> _WHAT IS ASKED_: Within the records below, find each line that holds the string "синдром", then copy it.

> _DATA SHOWN_:
┄┄┄┄┄┄┄┄┄┄
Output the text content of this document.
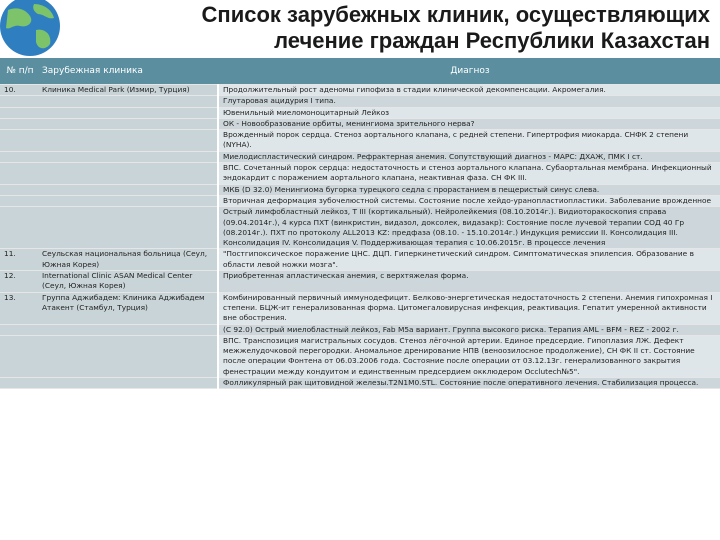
Список зарубежных клиник, осуществляющих
лечение граждан Республики Казахстан
№ п/п	Зарубежная клиника	Диагноз
10.	Клиника Medical Park (Измир, Турция)	Продолжительный рост аденомы гипофиза в стадии клинической декомпенсации. Акромегалия.
		Глутаровая ацидурия I типа.
		Ювенильный миеломоноцитарный Лейкоз
		ОК - Новообразование орбиты, менингиома зрительного нерва?
		Врожденный порок сердца. Стеноз аортального клапана, с редней степени. Гипертрофия миокарда. СНФК 2 степени (NYHA).
		Миелодиспластический синдром. Рефрактерная анемия. Сопутствующий диагноз - МАРС: ДХАЖ, ПМК I ст.
		ВПС. Сочетанный порок сердца: недостаточность и стеноз аортального клапана. Субаортальная мембрана. Инфекционный эндокардит с поражением аортального клапана, неактивная фаза. СН ФК III.
		МКБ (D 32.0) Менингиома бугорка турецкого седла с прорастанием в пещеристый синус слева.
		Вторичная деформация зубочелюстной системы. Состояние после хейдо-уранопластиопластики. Заболевание врожденное
		Острый лимфобластный лейкоз, T III (кортикальный). Нейролейкемия (08.10.2014г.). Видиоторакоскопия справа (09.04.2014г.), 4 курса ПХТ (винкристин, видазол, доксолек, видазакр): Состояние после лучевой терапии СОД 40 Гр (08.2014г.). ПХТ по протоколу ALL2013 KZ: предфаза (08.10. - 15.10.2014г.) Индукция ремиссии II. Консолидация III. Консолидация IV. Консолидация V. Поддерживающая терапия с 10.06.2015г. В процессе лечения
11.	Сеульская национальная больница (Сеул, Южная Корея)	"Постгипоксическое поражение ЦНС. ДЦП. Гиперкинетический синдром. Симптоматическая эпилепсия. Образование в области левой ножки мозга".
12.	International Clinic ASAN Medical Center (Сеул, Южная Корея)	Приобретенная апластическая анемия, с верхтяжелая форма.
13.	Группа Аджибадем: Клиника Аджибадем Атакент (Стамбул, Турция)	Комбинированный первичный иммунодефицит. Белково-энергетическая недостаточность 2 степени. Анемия гипохромная I степени. БЦЖ-ит генерализованная форма. Цитомегаловирусная инфекция, реактивация. Гепатит умеренной активности вне обострения.
		(C 92.0) Острый миелобластный лейкоз, Fab M5a вариант. Группа высокого риска. Терапия AML - BFM - REZ - 2002 г.
		ВПС. Транспозиция магистральных сосудов. Стеноз лёгочной артерии. Единое предсердие. Гипоплазия ЛЖ. Дефект межжелудочковой перегородки. Аномальное дренирование НПВ (веноозилосное продолжение), СН ФК II ст. Состояние после операции Фонтена от 06.03.2006 года. Состояние после операции от 03.12.13г. генерализованного закрытия фенестрации между кондуитом и единственным предсердием окклюдером Occlutech№5".
		Фолликулярный рак щитовидной железы.T2N1M0.STL. Состояние после оперативного лечения. Стабилизация процесса.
┄┄┄┄┄┄┄┄┄┄
> _RESPONSE TO THE TASK_:
		Миелодиспластический синдром. Рефрактерная анемия. Сопутствующий диагноз - МАРС: ДХАЖ, ПМК I ст.
11.	Сеульская национальная больница (Сеул, Южная Корея)	"Постгипоксическое поражение ЦНС. ДЦП. Гиперкинетический синдром. Симптоматическая эпилепсия. Образование в области левой ножки мозга".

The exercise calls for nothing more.